--- RECORDS SUPPLIED ---

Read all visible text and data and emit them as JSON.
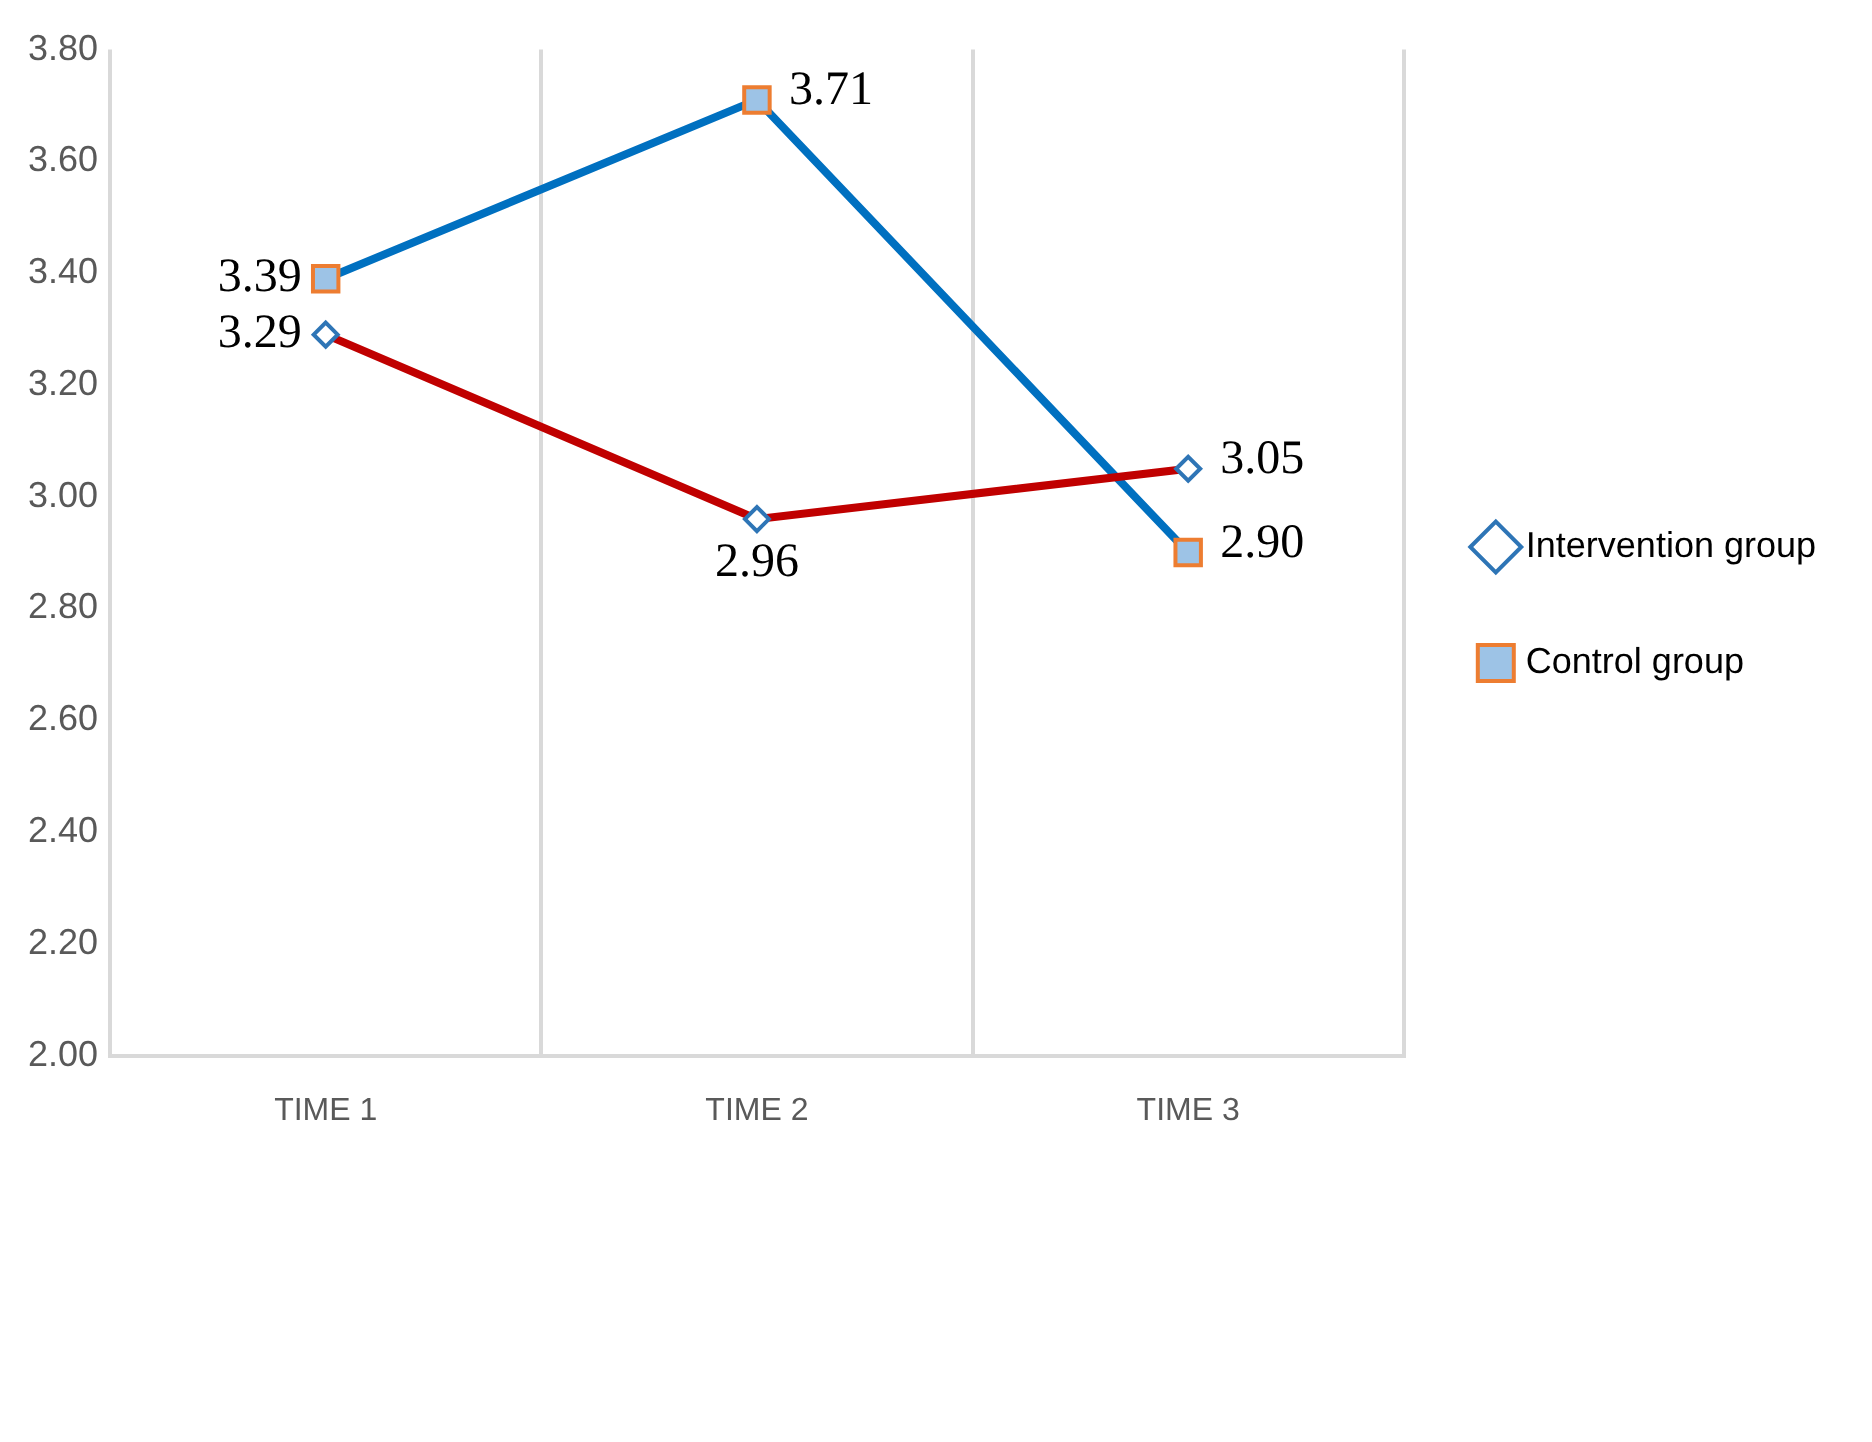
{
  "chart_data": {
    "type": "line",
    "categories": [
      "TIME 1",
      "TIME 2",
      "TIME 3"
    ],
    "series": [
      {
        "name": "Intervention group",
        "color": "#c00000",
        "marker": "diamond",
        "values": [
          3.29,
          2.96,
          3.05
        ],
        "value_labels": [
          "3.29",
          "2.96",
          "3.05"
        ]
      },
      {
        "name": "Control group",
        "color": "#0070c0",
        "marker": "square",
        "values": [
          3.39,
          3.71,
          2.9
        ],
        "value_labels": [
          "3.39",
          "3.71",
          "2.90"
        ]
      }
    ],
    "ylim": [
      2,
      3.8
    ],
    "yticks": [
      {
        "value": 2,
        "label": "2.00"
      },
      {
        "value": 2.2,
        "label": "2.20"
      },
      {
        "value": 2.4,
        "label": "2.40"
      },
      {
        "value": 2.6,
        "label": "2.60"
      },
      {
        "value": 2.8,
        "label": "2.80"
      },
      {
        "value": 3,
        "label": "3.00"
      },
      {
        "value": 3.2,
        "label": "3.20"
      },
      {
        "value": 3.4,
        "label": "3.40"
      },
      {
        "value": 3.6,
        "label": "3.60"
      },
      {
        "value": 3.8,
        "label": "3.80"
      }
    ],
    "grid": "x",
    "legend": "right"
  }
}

--- TASK DETAILS ---
Consider the entries above and return each line with the string "name".

--- WORKED ANSWER ---
        "name": "Intervention group",
        "name": "Control group",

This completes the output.